PROBLEM DETAILS :: Every entry below must be repeated exactly; skip the pictures.
══ THE DATA
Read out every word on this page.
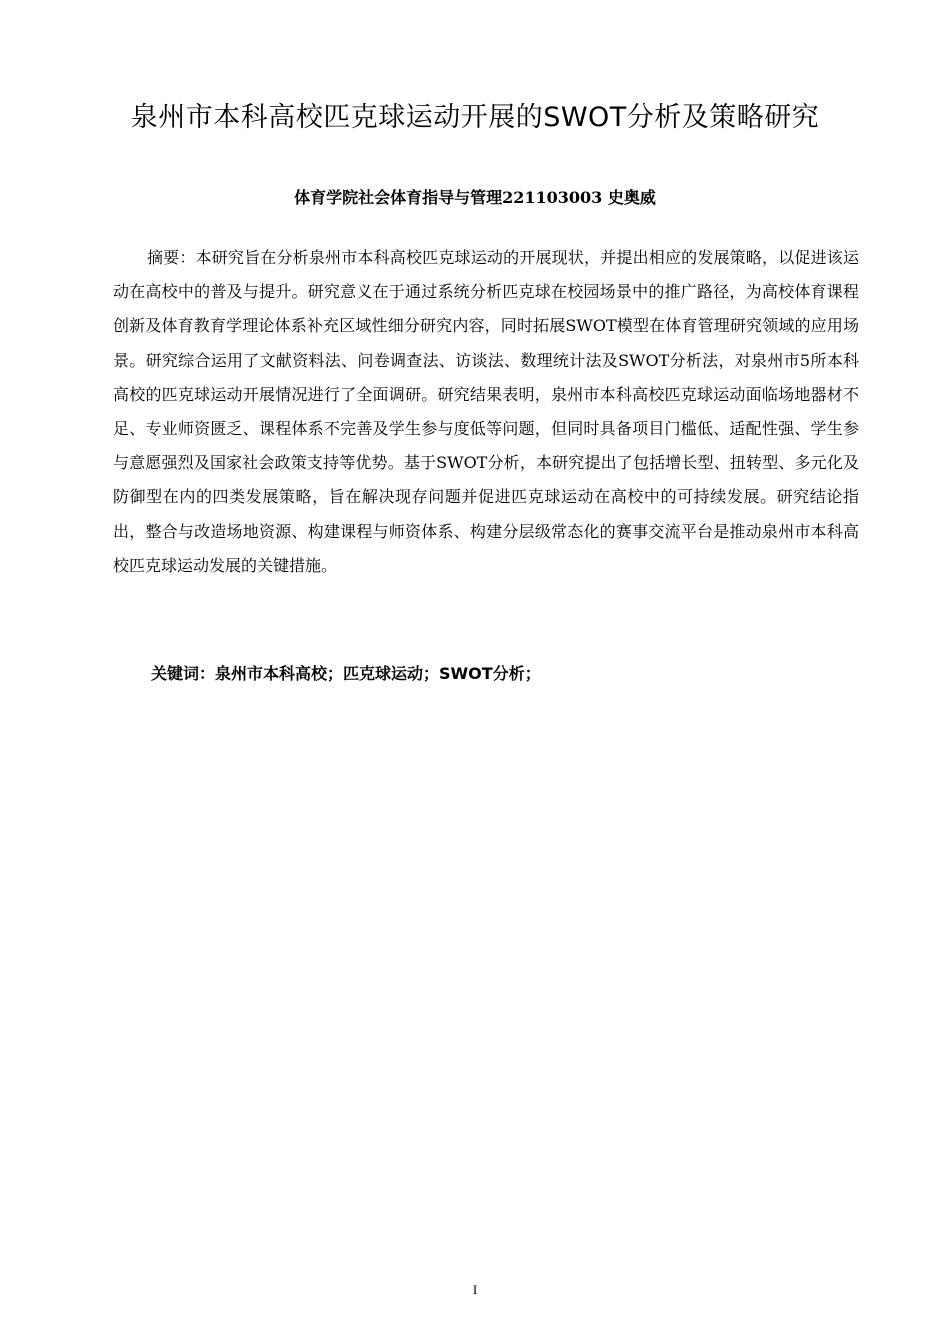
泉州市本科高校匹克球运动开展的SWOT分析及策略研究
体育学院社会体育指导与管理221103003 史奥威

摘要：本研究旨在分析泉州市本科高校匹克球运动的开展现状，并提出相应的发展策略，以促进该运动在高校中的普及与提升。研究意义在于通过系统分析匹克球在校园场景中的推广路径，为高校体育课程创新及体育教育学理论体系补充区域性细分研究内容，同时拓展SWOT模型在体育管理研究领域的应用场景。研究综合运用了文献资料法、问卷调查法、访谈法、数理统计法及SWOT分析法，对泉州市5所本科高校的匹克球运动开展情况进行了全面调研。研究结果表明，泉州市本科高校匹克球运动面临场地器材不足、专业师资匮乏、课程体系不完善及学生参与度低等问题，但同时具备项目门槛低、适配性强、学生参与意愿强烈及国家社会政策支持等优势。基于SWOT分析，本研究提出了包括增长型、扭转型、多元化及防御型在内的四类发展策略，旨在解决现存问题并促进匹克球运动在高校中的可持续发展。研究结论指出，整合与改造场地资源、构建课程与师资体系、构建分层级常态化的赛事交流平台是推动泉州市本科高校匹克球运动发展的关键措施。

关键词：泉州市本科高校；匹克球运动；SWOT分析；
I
════
TASK RESULT ::
Read out every word on this page.
泉州市本科高校匹克球运动开展的SWOT分析及策略研究
体育学院社会体育指导与管理221103003 史奥威

摘要：本研究旨在分析泉州市本科高校匹克球运动的开展现状，并提出相应的发展策略，以促进该运动在高校中的普及与提升。研究意义在于通过系统分析匹克球在校园场景中的推广路径，为高校体育课程创新及体育教育学理论体系补充区域性细分研究内容，同时拓展SWOT模型在体育管理研究领域的应用场景。研究综合运用了文献资料法、问卷调查法、访谈法、数理统计法及SWOT分析法，对泉州市5所本科高校的匹克球运动开展情况进行了全面调研。研究结果表明，泉州市本科高校匹克球运动面临场地器材不足、专业师资匮乏、课程体系不完善及学生参与度低等问题，但同时具备项目门槛低、适配性强、学生参与意愿强烈及国家社会政策支持等优势。基于SWOT分析，本研究提出了包括增长型、扭转型、多元化及防御型在内的四类发展策略，旨在解决现存问题并促进匹克球运动在高校中的可持续发展。研究结论指出，整合与改造场地资源、构建课程与师资体系、构建分层级常态化的赛事交流平台是推动泉州市本科高校匹克球运动发展的关键措施。

关键词：泉州市本科高校；匹克球运动；SWOT分析；
I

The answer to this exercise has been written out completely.